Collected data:
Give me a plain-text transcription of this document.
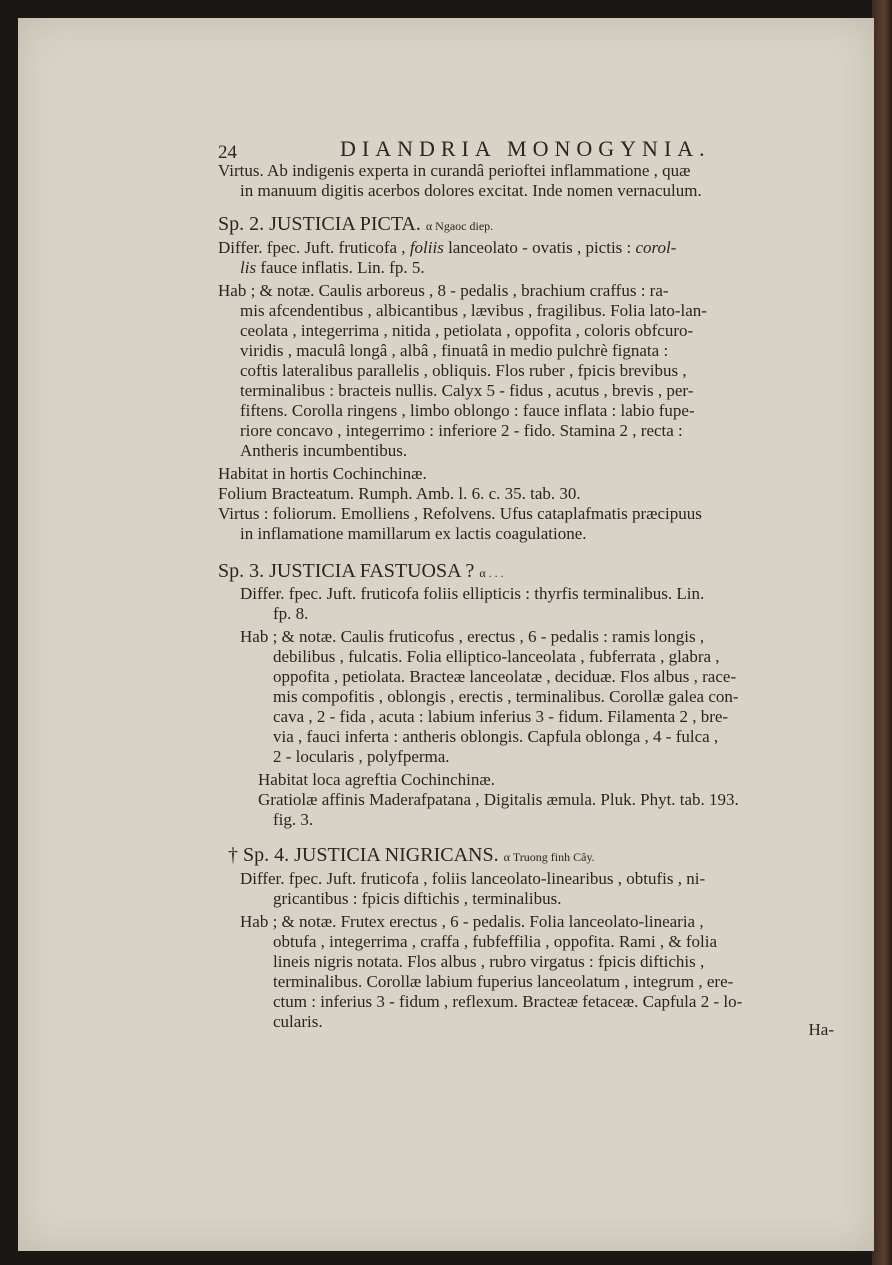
24	DIANDRIA MONOGYNIA.
Virtus. Ab indigenis experta in curandâ perioftei inflammatione , quæ
in manuum digitis acerbos dolores excitat. Inde nomen vernaculum.
Sp. 2. JUSTICIA PICTA. α Ngaoc diep.
Differ. fpec. Juft. fruticofa , foliis lanceolato - ovatis , pictis : corol-
lis fauce inflatis. Lin. fp. 5.
Hab ; & notæ. Caulis arboreus , 8 - pedalis , brachium craffus : ra-
mis afcendentibus , albicantibus , lævibus , fragilibus. Folia lato-lan-
ceolata , integerrima , nitida , petiolata , oppofita , coloris obfcuro-
viridis , maculâ longâ , albâ , finuatâ in medio pulchrè fignata :
coftis lateralibus parallelis , obliquis. Flos ruber , fpicis brevibus ,
terminalibus : bracteis nullis. Calyx 5 - fidus , acutus , brevis , per-
fiftens. Corolla ringens , limbo oblongo : fauce inflata : labio fupe-
riore concavo , integerrimo : inferiore 2 - fido. Stamina 2 , recta :
Antheris incumbentibus.
Habitat in hortis Cochinchinæ.
Folium Bracteatum. Rumph. Amb. l. 6. c. 35. tab. 30.
Virtus : foliorum. Emolliens , Refolvens. Ufus cataplafmatis præcipuus
in inflamatione mamillarum ex lactis coagulatione.
Sp. 3. JUSTICIA FASTUOSA ? α . . .
Differ. fpec. Juft. fruticofa foliis ellipticis : thyrfis terminalibus. Lin.
fp. 8.
Hab ; & notæ. Caulis fruticofus , erectus , 6 - pedalis : ramis longis ,
debilibus , fulcatis. Folia elliptico-lanceolata , fubferrata , glabra ,
oppofita , petiolata. Bracteæ lanceolatæ , deciduæ. Flos albus , race-
mis compofitis , oblongis , erectis , terminalibus. Corollæ galea con-
cava , 2 - fida , acuta : labium inferius 3 - fidum. Filamenta 2 , bre-
via , fauci inferta : antheris oblongis. Capfula oblonga , 4 - fulca ,
2 - locularis , polyfperma.
Habitat loca agreftia Cochinchinæ.
Gratiolæ affinis Maderafpatana , Digitalis æmula. Pluk. Phyt. tab. 193.
fig. 3.
† Sp. 4. JUSTICIA NIGRICANS. α Truong finh Cây.
Differ. fpec. Juft. fruticofa , foliis lanceolato-linearibus , obtufis , ni-
gricantibus : fpicis diftichis , terminalibus.
Hab ; & notæ. Frutex erectus , 6 - pedalis. Folia lanceolato-linearia ,
obtufa , integerrima , craffa , fubfeffilia , oppofita. Rami , & folia
lineis nigris notata. Flos albus , rubro virgatus : fpicis diftichis ,
terminalibus. Corollæ labium fuperius lanceolatum , integrum , ere-
ctum : inferius 3 - fidum , reflexum. Bracteæ fetaceæ. Capfula 2 - lo-
cularis.	Ha-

### PROBLEM
Read through the lines above and collect those that contain the string "fidum".

### EXERCISE RESPONSE
cava , 2 - fida , acuta : labium inferius 3 - fidum. Filamenta 2 , bre-
ctum : inferius 3 - fidum , reflexum. Bracteæ fetaceæ. Capfula 2 - lo-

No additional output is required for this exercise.